▶ _Material_

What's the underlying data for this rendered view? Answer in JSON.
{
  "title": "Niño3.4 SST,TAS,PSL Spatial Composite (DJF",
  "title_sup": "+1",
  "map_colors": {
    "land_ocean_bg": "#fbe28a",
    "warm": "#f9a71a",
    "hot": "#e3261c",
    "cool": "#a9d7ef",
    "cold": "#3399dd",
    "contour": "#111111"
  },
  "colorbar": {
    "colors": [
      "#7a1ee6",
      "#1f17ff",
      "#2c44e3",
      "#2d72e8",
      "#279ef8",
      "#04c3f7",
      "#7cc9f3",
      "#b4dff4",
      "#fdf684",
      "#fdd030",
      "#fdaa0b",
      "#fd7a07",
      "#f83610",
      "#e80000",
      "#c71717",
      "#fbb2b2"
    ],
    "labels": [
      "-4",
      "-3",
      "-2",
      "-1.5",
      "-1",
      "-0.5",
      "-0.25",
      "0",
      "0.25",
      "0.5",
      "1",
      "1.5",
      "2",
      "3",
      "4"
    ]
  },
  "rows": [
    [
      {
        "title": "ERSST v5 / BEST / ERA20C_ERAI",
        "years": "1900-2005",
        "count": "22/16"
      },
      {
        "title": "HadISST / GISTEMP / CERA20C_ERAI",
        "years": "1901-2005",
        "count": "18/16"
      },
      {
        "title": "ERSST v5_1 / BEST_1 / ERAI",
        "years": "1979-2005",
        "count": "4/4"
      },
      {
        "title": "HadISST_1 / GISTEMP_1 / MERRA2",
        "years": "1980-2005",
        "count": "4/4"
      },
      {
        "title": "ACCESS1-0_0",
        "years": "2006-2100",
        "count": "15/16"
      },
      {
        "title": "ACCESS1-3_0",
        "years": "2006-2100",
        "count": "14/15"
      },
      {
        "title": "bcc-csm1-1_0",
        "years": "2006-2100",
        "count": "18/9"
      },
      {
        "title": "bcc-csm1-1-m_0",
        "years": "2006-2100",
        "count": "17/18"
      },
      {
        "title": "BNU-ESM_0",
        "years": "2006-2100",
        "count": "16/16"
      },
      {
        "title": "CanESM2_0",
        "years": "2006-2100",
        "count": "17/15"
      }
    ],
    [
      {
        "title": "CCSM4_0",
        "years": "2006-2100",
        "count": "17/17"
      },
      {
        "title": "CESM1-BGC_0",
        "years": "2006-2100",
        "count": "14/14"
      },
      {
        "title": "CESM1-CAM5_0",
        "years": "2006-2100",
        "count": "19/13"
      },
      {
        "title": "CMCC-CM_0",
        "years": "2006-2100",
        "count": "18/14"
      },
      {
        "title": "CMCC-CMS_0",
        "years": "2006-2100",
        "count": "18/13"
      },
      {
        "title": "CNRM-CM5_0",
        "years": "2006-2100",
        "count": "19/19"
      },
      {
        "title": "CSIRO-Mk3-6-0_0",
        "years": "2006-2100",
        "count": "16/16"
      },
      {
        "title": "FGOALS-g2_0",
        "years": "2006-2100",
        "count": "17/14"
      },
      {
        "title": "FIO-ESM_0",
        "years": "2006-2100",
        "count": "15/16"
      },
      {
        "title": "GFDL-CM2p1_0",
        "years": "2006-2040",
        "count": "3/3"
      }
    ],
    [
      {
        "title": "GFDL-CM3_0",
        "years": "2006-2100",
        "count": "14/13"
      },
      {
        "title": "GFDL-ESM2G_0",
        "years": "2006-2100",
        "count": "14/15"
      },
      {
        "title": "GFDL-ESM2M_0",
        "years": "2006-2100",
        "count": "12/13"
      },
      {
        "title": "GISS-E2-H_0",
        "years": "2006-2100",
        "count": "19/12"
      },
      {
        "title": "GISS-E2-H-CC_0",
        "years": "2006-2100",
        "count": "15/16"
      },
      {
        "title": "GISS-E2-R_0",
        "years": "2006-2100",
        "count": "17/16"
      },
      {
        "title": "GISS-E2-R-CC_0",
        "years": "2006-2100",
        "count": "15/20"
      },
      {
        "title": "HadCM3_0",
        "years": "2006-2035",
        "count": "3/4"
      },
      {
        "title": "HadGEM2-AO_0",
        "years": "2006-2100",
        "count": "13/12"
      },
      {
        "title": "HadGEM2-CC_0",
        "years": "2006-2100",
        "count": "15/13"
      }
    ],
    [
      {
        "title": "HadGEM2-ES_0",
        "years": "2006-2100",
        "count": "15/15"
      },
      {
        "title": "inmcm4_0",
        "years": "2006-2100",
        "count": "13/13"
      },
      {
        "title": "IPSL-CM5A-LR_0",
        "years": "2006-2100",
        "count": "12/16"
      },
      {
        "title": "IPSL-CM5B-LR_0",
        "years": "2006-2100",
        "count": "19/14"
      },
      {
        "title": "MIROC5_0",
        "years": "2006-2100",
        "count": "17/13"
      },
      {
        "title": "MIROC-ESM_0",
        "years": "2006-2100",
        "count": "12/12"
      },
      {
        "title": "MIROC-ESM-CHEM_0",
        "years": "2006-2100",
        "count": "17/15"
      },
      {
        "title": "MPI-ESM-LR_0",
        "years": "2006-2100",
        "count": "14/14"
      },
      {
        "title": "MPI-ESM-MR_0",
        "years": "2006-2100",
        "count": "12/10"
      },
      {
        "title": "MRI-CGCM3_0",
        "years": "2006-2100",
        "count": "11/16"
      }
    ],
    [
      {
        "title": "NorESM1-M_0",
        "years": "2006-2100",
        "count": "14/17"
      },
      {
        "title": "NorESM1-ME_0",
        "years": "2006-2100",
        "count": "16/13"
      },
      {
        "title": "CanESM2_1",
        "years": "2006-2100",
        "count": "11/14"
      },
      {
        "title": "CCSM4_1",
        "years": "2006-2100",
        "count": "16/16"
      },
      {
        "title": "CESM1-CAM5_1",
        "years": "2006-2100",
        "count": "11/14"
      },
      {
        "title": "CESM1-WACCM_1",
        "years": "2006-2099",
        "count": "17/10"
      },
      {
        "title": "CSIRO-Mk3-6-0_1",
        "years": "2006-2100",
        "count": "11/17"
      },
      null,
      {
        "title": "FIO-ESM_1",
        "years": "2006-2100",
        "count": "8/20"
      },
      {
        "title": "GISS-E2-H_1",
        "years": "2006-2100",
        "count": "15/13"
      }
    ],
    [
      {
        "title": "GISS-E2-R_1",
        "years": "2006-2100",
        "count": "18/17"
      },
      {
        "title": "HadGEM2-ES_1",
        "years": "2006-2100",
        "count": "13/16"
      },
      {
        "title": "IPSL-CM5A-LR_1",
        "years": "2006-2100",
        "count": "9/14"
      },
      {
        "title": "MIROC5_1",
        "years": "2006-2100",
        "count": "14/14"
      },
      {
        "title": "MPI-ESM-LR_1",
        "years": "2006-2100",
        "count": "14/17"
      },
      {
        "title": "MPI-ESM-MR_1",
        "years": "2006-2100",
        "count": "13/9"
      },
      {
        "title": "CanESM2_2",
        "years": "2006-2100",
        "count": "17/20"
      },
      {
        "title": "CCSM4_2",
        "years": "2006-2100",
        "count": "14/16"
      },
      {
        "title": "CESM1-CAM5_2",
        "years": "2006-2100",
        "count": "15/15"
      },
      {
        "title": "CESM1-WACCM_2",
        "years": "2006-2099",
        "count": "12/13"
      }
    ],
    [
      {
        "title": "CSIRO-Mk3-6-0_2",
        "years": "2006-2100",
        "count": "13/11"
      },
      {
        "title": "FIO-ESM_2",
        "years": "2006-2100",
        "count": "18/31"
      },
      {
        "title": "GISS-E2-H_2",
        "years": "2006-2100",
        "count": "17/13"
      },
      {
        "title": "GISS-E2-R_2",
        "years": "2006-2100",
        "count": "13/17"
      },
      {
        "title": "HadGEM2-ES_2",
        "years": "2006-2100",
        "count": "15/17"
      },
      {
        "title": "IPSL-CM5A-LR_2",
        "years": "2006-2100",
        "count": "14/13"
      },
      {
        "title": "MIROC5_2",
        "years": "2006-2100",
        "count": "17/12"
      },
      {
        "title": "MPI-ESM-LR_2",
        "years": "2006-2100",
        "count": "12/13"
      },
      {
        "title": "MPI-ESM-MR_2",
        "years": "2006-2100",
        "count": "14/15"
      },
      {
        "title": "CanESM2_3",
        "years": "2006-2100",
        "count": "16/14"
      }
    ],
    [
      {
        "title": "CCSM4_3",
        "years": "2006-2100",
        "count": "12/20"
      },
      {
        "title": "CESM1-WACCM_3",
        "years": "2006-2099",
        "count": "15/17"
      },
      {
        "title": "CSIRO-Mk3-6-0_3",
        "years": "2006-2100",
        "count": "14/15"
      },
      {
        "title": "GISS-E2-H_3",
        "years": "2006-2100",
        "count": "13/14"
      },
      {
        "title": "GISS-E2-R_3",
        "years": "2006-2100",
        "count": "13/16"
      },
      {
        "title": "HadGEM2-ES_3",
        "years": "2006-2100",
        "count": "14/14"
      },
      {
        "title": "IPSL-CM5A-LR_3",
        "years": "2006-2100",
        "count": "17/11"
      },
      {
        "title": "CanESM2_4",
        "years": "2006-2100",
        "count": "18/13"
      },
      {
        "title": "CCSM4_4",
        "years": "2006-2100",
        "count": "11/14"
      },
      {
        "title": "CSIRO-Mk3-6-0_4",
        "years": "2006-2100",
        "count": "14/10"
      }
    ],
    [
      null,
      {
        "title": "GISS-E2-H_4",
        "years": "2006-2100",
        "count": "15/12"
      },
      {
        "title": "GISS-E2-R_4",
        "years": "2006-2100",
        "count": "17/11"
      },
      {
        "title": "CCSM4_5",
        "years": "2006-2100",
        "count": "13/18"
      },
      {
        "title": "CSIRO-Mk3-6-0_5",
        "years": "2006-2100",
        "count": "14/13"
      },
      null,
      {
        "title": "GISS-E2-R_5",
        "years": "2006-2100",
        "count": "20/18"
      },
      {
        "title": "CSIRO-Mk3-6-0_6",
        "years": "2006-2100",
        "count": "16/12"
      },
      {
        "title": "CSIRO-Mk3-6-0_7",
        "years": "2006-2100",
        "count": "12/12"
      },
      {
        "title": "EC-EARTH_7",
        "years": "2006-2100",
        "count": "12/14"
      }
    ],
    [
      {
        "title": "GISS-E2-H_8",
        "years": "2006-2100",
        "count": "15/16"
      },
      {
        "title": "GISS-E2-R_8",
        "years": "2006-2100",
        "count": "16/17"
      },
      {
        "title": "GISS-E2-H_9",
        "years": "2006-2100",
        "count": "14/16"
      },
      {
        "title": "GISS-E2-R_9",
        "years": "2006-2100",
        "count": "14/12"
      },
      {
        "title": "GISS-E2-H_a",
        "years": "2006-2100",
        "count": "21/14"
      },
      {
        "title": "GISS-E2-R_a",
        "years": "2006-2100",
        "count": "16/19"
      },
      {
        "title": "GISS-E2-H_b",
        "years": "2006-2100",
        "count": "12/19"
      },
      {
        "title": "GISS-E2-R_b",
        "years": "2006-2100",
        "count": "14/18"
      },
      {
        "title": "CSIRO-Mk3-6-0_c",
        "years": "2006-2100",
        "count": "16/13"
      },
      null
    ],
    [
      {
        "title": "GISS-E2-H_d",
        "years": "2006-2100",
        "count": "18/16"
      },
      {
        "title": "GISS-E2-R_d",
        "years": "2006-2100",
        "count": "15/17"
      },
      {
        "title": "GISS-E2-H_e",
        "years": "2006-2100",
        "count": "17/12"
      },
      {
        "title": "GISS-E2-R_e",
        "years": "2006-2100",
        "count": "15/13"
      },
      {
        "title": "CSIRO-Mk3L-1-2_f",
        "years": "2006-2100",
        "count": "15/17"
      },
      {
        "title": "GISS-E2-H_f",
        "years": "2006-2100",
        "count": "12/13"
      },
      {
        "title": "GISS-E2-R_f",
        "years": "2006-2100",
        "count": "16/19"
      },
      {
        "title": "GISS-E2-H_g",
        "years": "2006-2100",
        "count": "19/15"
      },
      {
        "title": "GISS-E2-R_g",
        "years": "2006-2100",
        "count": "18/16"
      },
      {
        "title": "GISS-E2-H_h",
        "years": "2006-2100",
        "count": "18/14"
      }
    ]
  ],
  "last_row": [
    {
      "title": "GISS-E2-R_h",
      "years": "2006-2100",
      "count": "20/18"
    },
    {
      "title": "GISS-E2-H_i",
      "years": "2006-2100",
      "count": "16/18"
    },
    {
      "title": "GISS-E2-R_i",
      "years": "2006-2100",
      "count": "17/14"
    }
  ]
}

▶ _The problem_
Look through the entries and find each line that has the string "IPSL". Copy those lines.

▶ _The response_
        "title": "IPSL-CM5A-LR_0",
        "title": "IPSL-CM5B-LR_0",
        "title": "IPSL-CM5A-LR_1",
        "title": "IPSL-CM5A-LR_2",
        "title": "IPSL-CM5A-LR_3",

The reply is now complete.